··· Data excerpts

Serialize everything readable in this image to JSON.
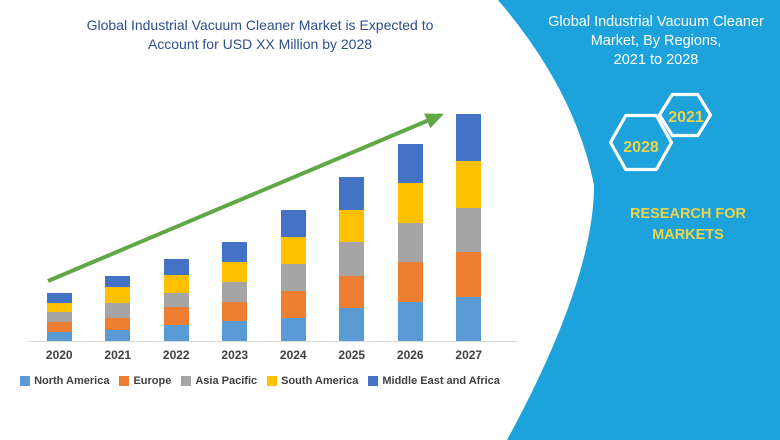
{
  "sidebar": {
    "bg_color": "#1DA2DB",
    "title_lines": [
      "Global Industrial Vacuum Cleaner",
      "Market, By Regions,",
      "2021 to 2028"
    ],
    "full_title": "Global Industrial Vacuum Cleaner Market, By Regions, 2021 to 2028",
    "hexagons": [
      {
        "label": "2028"
      },
      {
        "label": "2021"
      }
    ],
    "brand": "RESEARCH FOR MARKETS",
    "accent_text_color": "#E9D44C"
  },
  "chart_data": {
    "type": "bar",
    "stacked": true,
    "title": "Global Industrial Vacuum Cleaner Market is Expected to Account for USD XX Million by 2028",
    "title_color": "#2E4E8E",
    "categories": [
      "2020",
      "2021",
      "2022",
      "2023",
      "2024",
      "2025",
      "2026",
      "2027"
    ],
    "series": [
      {
        "name": "North America",
        "color": "#5B9BD5",
        "values": [
          9.5,
          11,
          16,
          20,
          23,
          33,
          39,
          44.5
        ]
      },
      {
        "name": "Europe",
        "color": "#ED7D31",
        "values": [
          10,
          12.5,
          18,
          19,
          27.5,
          32,
          40,
          45
        ]
      },
      {
        "name": "Asia Pacific",
        "color": "#A5A5A5",
        "values": [
          9.5,
          14.5,
          14.5,
          20,
          27,
          34,
          39.5,
          44
        ]
      },
      {
        "name": "South America",
        "color": "#FFC000",
        "values": [
          9.5,
          16,
          17.5,
          20,
          27,
          32,
          40,
          46.5
        ]
      },
      {
        "name": "Middle East and Africa",
        "color": "#4472C4",
        "values": [
          10,
          11.5,
          16,
          20,
          27,
          33,
          38.5,
          47
        ]
      }
    ],
    "totals": [
      48.5,
      65.5,
      82,
      99,
      131.5,
      164,
      197,
      227
    ],
    "xlabel": "",
    "ylabel": "",
    "ylim": [
      0,
      260
    ],
    "y_axis": "hidden - no numeric axis shown; series values are relative units estimated from bar heights",
    "grid": false,
    "legend_position": "bottom",
    "annotations": [
      {
        "type": "trend-arrow",
        "direction": "up",
        "color": "#5FA845"
      }
    ]
  }
}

······

• **Challenge**: Copy the entries exactly. Leave out the images.

• **Answer to this exercise**:
Serialize everything readable in this image to JSON.
{
  "sidebar": {
    "bg_color": "#1DA2DB",
    "title_lines": [
      "Global Industrial Vacuum Cleaner",
      "Market, By Regions,",
      "2021 to 2028"
    ],
    "full_title": "Global Industrial Vacuum Cleaner Market, By Regions, 2021 to 2028",
    "hexagons": [
      {
        "label": "2028"
      },
      {
        "label": "2021"
      }
    ],
    "brand": "RESEARCH FOR MARKETS",
    "accent_text_color": "#E9D44C"
  },
  "chart_data": {
    "type": "bar",
    "stacked": true,
    "title": "Global Industrial Vacuum Cleaner Market is Expected to Account for USD XX Million by 2028",
    "title_color": "#2E4E8E",
    "categories": [
      "2020",
      "2021",
      "2022",
      "2023",
      "2024",
      "2025",
      "2026",
      "2027"
    ],
    "series": [
      {
        "name": "North America",
        "color": "#5B9BD5",
        "values": [
          9.5,
          11,
          16,
          20,
          23,
          33,
          39,
          44.5
        ]
      },
      {
        "name": "Europe",
        "color": "#ED7D31",
        "values": [
          10,
          12.5,
          18,
          19,
          27.5,
          32,
          40,
          45
        ]
      },
      {
        "name": "Asia Pacific",
        "color": "#A5A5A5",
        "values": [
          9.5,
          14.5,
          14.5,
          20,
          27,
          34,
          39.5,
          44
        ]
      },
      {
        "name": "South America",
        "color": "#FFC000",
        "values": [
          9.5,
          16,
          17.5,
          20,
          27,
          32,
          40,
          46.5
        ]
      },
      {
        "name": "Middle East and Africa",
        "color": "#4472C4",
        "values": [
          10,
          11.5,
          16,
          20,
          27,
          33,
          38.5,
          47
        ]
      }
    ],
    "totals": [
      48.5,
      65.5,
      82,
      99,
      131.5,
      164,
      197,
      227
    ],
    "xlabel": "",
    "ylabel": "",
    "ylim": [
      0,
      260
    ],
    "y_axis": "hidden - no numeric axis shown; series values are relative units estimated from bar heights",
    "grid": false,
    "legend_position": "bottom",
    "annotations": [
      {
        "type": "trend-arrow",
        "direction": "up",
        "color": "#5FA845"
      }
    ]
  }
}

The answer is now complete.